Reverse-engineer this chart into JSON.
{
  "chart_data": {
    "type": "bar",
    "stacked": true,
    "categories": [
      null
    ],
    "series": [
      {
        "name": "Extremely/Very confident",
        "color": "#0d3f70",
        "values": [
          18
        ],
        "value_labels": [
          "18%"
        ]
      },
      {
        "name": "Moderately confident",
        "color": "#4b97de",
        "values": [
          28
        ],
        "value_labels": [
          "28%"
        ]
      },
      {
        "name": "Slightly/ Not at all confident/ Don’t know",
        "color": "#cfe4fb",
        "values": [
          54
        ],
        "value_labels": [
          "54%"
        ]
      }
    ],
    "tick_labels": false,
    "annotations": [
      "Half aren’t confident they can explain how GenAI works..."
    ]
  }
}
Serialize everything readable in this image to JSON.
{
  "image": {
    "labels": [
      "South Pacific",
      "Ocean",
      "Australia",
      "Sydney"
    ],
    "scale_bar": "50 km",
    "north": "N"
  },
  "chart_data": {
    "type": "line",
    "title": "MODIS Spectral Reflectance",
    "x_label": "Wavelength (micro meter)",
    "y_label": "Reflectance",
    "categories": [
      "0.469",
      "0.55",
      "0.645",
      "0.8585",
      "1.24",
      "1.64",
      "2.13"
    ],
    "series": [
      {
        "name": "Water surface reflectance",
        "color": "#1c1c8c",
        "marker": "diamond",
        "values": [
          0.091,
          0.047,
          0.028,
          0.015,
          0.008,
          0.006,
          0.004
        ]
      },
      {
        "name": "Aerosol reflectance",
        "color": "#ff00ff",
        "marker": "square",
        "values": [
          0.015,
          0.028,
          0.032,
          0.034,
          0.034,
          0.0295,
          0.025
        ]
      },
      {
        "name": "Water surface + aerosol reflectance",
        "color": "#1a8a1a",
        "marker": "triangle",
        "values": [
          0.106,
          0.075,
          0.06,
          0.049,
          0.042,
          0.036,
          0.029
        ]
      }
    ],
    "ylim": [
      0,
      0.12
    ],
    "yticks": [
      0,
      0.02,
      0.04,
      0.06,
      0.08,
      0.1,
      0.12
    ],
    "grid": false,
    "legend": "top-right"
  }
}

- _Written instruction_: Give all the entries again exactly; leave none out.

- _Written solution_:
Reverse-engineer this chart into JSON.
{
  "chart_data": {
    "type": "bar",
    "stacked": true,
    "categories": [
      null
    ],
    "series": [
      {
        "name": "Extremely/Very confident",
        "color": "#0d3f70",
        "values": [
          18
        ],
        "value_labels": [
          "18%"
        ]
      },
      {
        "name": "Moderately confident",
        "color": "#4b97de",
        "values": [
          28
        ],
        "value_labels": [
          "28%"
        ]
      },
      {
        "name": "Slightly/ Not at all confident/ Don’t know",
        "color": "#cfe4fb",
        "values": [
          54
        ],
        "value_labels": [
          "54%"
        ]
      }
    ],
    "tick_labels": false,
    "annotations": [
      "Half aren’t confident they can explain how GenAI works..."
    ]
  }
}
Serialize everything readable in this image to JSON.
{
  "image": {
    "labels": [
      "South Pacific",
      "Ocean",
      "Australia",
      "Sydney"
    ],
    "scale_bar": "50 km",
    "north": "N"
  },
  "chart_data": {
    "type": "line",
    "title": "MODIS Spectral Reflectance",
    "x_label": "Wavelength (micro meter)",
    "y_label": "Reflectance",
    "categories": [
      "0.469",
      "0.55",
      "0.645",
      "0.8585",
      "1.24",
      "1.64",
      "2.13"
    ],
    "series": [
      {
        "name": "Water surface reflectance",
        "color": "#1c1c8c",
        "marker": "diamond",
        "values": [
          0.091,
          0.047,
          0.028,
          0.015,
          0.008,
          0.006,
          0.004
        ]
      },
      {
        "name": "Aerosol reflectance",
        "color": "#ff00ff",
        "marker": "square",
        "values": [
          0.015,
          0.028,
          0.032,
          0.034,
          0.034,
          0.0295,
          0.025
        ]
      },
      {
        "name": "Water surface + aerosol reflectance",
        "color": "#1a8a1a",
        "marker": "triangle",
        "values": [
          0.106,
          0.075,
          0.06,
          0.049,
          0.042,
          0.036,
          0.029
        ]
      }
    ],
    "ylim": [
      0,
      0.12
    ],
    "yticks": [
      0,
      0.02,
      0.04,
      0.06,
      0.08,
      0.1,
      0.12
    ],
    "grid": false,
    "legend": "top-right"
  }
}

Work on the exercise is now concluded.